Iñaki Egaña
Historiador

La doctrina Bartolín

En 1974, antes de la muerte de Franco, ETA planeó secuestrar al aristócrata Luis Gómez-Acebo, casado con Pilar Borbón, hermana del futuro rey de España, el conocido como Juan Carlos I, hoy emérito. No era un objetivo económico, sino relacionado con la situación de los presos, su canje. Gómez-Acebo veraneaba en Zarautz, donde, dicen, Txiki Paredes hizo labores de seguimiento.

Más de cuarenta años después, en 2015, Txiki fue ejecutado en setiembre de 1975, se supo que la citada Pilar Borbón acababa de cancelar una sociedad offshore en Panamá. De esas para evitar al fisco hispano. Gómez-Acebo murió en 1991 y su esposa Pilar continuó con la titularidad de la sociedad panameña. Hasta cinco días después de la proclamación de su sobrino como nuevo rey, con el nombre de Felipe VI. La Borbón se defendió señalando que la creación de su sociedad panameña se debía a ETA, para atornillar su «seguridad personal».

El actor Imanol Arias tuvo cuentas en Suiza hasta 2012. Le confesó al juez Ismael Moreno que la razón era «la amenaza de ETA». Javier Nart, eurodiputado de Ciudadanos y en la misma línea, justificó su cuenta helvética, herencia de su padre, por la extorsión de ETA. Rita Barberá se escudó en sus supuestos delitos en que «no sé si saben ustedes que la ETA vino a mi casa». Al parecer, tuvo que protegerse.

En 1996, el periodista Martín Prieto saltó a las portadas de los diarios. Había sido secuestrado por ETA. Un día más tarde se supo que, en realidad, había pasado la noche en compañía anónima, «rubia de unos 35 años», en un hotel de Madrid. Dos años después, el concejal Bartolomé Rubia, Bartolín, en Jaén, simuló su secuestro. Apareció en Irun. Pronto se supo del montaje. Fue condenado a pagar una leve multa de 1.600 euros. «Estaba amenazado por el terrorismo», adujeron y dieron paso a esa excusa eterna, la hoy conocida como Doctrina Bartolín. En 2012, Rafael Bengoa, entonces consejero de Sanidad del Gobierno vasco, afirmó que no podía investigar la supuesta trama de los bebés robados porque ETA había hecho explosionar los juzgados donde se guardaba la documentación al respecto.

☆ ☆ ☆

Enunciado de la tarea
Retoma el texto sobre la doctrina Bartolín y continúalo justo después de su última oración.

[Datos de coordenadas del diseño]

☆ ☆ ☆

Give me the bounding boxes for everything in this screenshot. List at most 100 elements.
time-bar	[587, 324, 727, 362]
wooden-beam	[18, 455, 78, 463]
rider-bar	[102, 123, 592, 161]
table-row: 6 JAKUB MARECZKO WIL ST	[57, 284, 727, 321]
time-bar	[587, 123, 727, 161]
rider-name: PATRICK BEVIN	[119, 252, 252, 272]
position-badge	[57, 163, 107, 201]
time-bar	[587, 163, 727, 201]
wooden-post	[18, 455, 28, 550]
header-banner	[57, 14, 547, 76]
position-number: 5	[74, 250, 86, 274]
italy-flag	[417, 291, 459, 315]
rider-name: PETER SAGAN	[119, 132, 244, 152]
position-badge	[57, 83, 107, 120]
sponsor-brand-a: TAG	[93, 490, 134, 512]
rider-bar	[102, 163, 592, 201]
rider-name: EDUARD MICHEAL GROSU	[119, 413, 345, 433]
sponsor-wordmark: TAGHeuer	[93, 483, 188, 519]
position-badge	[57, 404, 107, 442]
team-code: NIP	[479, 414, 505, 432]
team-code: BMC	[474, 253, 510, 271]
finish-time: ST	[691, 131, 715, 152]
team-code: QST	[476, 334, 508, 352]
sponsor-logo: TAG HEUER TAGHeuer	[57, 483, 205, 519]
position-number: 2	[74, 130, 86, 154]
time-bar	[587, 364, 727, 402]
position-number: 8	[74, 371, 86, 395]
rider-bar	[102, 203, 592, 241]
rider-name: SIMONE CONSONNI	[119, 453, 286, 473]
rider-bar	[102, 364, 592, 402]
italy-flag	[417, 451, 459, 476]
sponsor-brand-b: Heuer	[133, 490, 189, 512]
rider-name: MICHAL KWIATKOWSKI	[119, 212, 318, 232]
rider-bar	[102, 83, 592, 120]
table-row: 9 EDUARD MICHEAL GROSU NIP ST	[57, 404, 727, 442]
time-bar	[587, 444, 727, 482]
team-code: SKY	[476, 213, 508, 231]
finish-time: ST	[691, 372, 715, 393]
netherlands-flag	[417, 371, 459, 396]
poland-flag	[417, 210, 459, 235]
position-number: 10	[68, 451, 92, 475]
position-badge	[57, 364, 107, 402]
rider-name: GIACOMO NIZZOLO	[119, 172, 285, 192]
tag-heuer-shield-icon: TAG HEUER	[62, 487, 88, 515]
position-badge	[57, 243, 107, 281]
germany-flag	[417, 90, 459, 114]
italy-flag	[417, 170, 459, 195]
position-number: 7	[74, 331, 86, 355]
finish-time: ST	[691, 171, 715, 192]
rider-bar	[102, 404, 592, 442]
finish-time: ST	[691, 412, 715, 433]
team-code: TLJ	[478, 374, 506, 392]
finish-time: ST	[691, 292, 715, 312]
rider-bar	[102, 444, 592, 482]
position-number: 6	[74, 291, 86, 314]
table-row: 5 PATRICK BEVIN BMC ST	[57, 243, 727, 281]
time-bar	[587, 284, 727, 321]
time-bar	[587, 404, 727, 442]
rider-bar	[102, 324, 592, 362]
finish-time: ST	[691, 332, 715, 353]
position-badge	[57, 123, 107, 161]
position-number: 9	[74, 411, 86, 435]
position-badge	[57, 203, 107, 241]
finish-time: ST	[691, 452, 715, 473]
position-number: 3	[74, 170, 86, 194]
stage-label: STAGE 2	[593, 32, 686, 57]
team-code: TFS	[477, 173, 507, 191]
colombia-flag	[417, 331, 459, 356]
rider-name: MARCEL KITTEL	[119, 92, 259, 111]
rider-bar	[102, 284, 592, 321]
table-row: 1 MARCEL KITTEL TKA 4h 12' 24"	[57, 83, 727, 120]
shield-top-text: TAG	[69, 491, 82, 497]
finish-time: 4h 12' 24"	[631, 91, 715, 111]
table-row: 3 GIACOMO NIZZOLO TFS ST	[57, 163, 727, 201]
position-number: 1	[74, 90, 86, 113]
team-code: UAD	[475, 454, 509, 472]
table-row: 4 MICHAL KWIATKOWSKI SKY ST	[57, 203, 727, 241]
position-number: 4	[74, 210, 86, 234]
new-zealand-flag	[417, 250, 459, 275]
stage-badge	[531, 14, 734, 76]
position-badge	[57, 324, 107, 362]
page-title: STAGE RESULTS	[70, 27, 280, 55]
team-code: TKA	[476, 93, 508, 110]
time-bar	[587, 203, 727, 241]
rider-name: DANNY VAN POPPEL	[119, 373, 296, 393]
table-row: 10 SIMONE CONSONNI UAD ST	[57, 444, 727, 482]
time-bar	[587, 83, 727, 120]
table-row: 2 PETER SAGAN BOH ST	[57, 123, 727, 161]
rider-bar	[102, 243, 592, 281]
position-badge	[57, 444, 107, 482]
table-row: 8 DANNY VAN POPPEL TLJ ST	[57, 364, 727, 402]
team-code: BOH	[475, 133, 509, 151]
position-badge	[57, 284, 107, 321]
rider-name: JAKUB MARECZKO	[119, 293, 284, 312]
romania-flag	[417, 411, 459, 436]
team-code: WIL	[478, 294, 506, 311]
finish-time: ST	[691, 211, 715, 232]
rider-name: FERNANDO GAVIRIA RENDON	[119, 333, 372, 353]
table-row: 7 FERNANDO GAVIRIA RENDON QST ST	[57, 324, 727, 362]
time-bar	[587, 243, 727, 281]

☆ ☆ ☆

Respuesta
La existencia de ETA ha sido utilizada como una excusa permanente. George Bush, tras los atentados yihadistas de 2001, dejó una frase para la posteridad: «O estás conmigo o estás con los terroristas». En los mismos términos la había repetido Aznar. Y, en ese territorio de polarización, todo estaba permitido. La tortura, la guerra sucia, las ilegalizaciones, las exclusiones, los cierres de diarios… pero también la corrupción, evasión fiscal, adulterios, desviaciones de personalidad, errores de táctica política, etc.

ETA, sin embargo, anunció hace cinco años el cese definitivo de su actividad armada. Aún los incrédulos siguen hablando del cese como una tregua, de la disolución como única prueba del algodón. ¿La razón principal para semejantes lecturas? Entre ellas, sin duda, para que el argumento siga siendo el de que «por culpa» de ETA, la democratización del Estado español debe, debía, pasar a un segundo plano. En 2015, Juan Carlos Monedero se agarró a este argumento en una conferencia que ofreció en México: «En los países donde había algún tipo de violencia no podía ganar la izquierda nunca las elecciones. Si había algún tipo de guerrilla la izquierda no ganaba las elecciones, y si no había lucha armada la izquierda podía ganar». Arrimó el ascua a su sardina: «Nunca hubiera existido el movimiento de los indignados, y por tanto nunca hubiera existido Podemos, si ETA hubiera seguido asesinando».

En el otro extremo, Jaime Mayor Oreja, aquel que dijo recientemente que «el aborto es propio de bolcheviques», apuntaba que los partidos políticos catalanes que promueven el referéndum soberanista están «reforzando a ETA». Hace unas semanas, apenas, Alberto Núñez Feijoo, presidente en funciones de la Xunta gallega, «denunciaba» que el Gobierno central «no puede negociar con el separatismo con una pistola encima de la mesa». La lógica nos dice que Feijoo se debería referir a los servicios españoles, pero la realidad mediática nos ha transmitido que se refería a ETA, cuyas pistolas llevaban cinco años inutilizadas.

Esta reflexión me ha llevado a la constatación de una paradoja de enormes proporciones. Fue la propia ETA la que marcó su continuidad en la llamada transición: «nos opusimos al franquismo y ahora lo haremos ante el juancarlismo», dijeron en un documento de entonces. Se quedaron huérfanos en su continuidad con la ruptura que poco antes reivindicaban para sí las formaciones opositoras al franquismo. Y ETA elaboró dos propuestas tácticas que, de salir adelante, anunciaban su caducidad como organización armada: la Alternativa KAS (1976) y la Alternativa Democrática (1995).

La paradoja se ha dado, precisamente, a partir de que ETA anunció su cese. Ha sido entonces cuando las vergüenzas de la Transición han salpicado el escenario español. Cuando el reconocimiento de errores ajenos y propios se ha propagado con una ventisca otoñal. Una especie de runruneo que corre entre bambalinas: «la izquierda abertzale tenía razón en su análisis de la transición, pero no podíamos decirlo. Hubiera sido como apoyar a los insurrectos vascos, validar el ‘terrorismo’». La espera ha sido demasiado larga.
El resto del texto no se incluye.